- _Task description_
How many lines in these records hold the string "focal"? State only that number.

- _Data for processing_
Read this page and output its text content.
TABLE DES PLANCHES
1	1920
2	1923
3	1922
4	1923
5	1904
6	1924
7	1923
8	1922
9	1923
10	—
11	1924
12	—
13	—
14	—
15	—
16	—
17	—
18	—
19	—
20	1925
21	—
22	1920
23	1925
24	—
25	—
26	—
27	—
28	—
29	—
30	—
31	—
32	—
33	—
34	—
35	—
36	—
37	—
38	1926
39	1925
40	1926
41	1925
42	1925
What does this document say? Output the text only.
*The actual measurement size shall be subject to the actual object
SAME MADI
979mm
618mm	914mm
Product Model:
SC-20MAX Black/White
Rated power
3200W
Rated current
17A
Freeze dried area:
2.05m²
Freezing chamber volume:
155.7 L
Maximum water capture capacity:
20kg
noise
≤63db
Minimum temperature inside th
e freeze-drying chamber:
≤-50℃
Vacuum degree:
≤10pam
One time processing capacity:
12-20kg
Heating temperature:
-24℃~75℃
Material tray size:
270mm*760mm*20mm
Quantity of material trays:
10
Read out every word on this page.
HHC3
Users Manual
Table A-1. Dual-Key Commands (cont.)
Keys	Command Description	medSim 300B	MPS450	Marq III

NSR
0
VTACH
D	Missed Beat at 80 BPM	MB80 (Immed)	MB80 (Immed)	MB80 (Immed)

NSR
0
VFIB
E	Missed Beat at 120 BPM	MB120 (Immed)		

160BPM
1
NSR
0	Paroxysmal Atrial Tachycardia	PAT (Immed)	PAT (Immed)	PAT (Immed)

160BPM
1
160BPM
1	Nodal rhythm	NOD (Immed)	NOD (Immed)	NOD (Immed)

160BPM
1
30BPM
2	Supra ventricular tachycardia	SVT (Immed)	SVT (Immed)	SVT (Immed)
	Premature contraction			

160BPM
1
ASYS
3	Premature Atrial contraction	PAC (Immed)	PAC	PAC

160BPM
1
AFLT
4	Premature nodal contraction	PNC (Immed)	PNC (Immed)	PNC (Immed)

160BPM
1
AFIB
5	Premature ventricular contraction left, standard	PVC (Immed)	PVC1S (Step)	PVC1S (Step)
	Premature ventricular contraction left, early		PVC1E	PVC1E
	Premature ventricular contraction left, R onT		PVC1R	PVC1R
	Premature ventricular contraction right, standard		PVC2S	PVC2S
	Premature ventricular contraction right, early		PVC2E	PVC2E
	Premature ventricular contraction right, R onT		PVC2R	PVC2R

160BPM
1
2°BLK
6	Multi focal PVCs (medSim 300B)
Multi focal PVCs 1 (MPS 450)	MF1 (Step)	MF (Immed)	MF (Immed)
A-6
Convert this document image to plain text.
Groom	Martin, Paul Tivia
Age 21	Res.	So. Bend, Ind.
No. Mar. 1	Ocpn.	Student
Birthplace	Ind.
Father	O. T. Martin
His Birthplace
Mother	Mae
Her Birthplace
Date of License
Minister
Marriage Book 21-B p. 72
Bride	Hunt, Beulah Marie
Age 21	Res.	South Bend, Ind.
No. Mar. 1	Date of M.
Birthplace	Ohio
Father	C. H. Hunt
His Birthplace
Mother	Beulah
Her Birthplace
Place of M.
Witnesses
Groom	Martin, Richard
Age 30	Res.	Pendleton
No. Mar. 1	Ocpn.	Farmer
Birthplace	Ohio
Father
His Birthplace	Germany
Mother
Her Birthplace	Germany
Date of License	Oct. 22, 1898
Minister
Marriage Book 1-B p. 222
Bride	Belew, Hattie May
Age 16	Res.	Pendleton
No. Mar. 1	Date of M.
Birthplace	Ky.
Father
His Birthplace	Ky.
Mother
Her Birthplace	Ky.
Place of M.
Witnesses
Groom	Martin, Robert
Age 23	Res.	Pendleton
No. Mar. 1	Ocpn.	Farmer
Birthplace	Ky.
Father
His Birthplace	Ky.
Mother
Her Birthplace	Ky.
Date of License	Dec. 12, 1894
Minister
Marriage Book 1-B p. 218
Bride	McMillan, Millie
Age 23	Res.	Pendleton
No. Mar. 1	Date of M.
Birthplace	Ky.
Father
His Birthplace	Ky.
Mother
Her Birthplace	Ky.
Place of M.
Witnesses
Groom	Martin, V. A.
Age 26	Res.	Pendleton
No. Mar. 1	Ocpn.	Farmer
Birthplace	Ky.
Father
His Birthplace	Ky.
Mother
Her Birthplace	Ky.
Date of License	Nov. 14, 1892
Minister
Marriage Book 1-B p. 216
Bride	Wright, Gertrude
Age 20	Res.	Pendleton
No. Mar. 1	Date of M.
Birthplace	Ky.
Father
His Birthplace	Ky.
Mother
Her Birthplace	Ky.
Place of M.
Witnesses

- _Completed task_
2